Data extract:
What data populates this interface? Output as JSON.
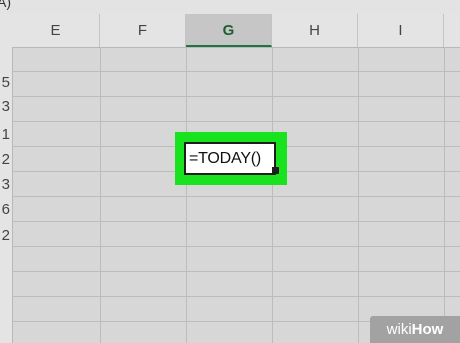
{
  "window": {
    "top_fragment": "A)"
  },
  "columns": [
    "E",
    "F",
    "G",
    "H",
    "I"
  ],
  "selected_column": "G",
  "row_tail_digits": [
    "5",
    "3",
    "1",
    "2",
    "3",
    "6",
    "2"
  ],
  "active_cell": {
    "formula": "=TODAY()"
  },
  "watermark": {
    "prefix": "wiki",
    "suffix": "How"
  },
  "colors": {
    "highlight": "#19e31f",
    "grid": "#bcbcbc",
    "selected_header_text": "#1d5e33"
  }
}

Goal:
Leave the images out, please, and restate each line word for word.

Result of this exercise:
What data populates this interface? Output as JSON.
{
  "window": {
    "top_fragment": "A)"
  },
  "columns": [
    "E",
    "F",
    "G",
    "H",
    "I"
  ],
  "selected_column": "G",
  "row_tail_digits": [
    "5",
    "3",
    "1",
    "2",
    "3",
    "6",
    "2"
  ],
  "active_cell": {
    "formula": "=TODAY()"
  },
  "watermark": {
    "prefix": "wiki",
    "suffix": "How"
  },
  "colors": {
    "highlight": "#19e31f",
    "grid": "#bcbcbc",
    "selected_header_text": "#1d5e33"
  }
}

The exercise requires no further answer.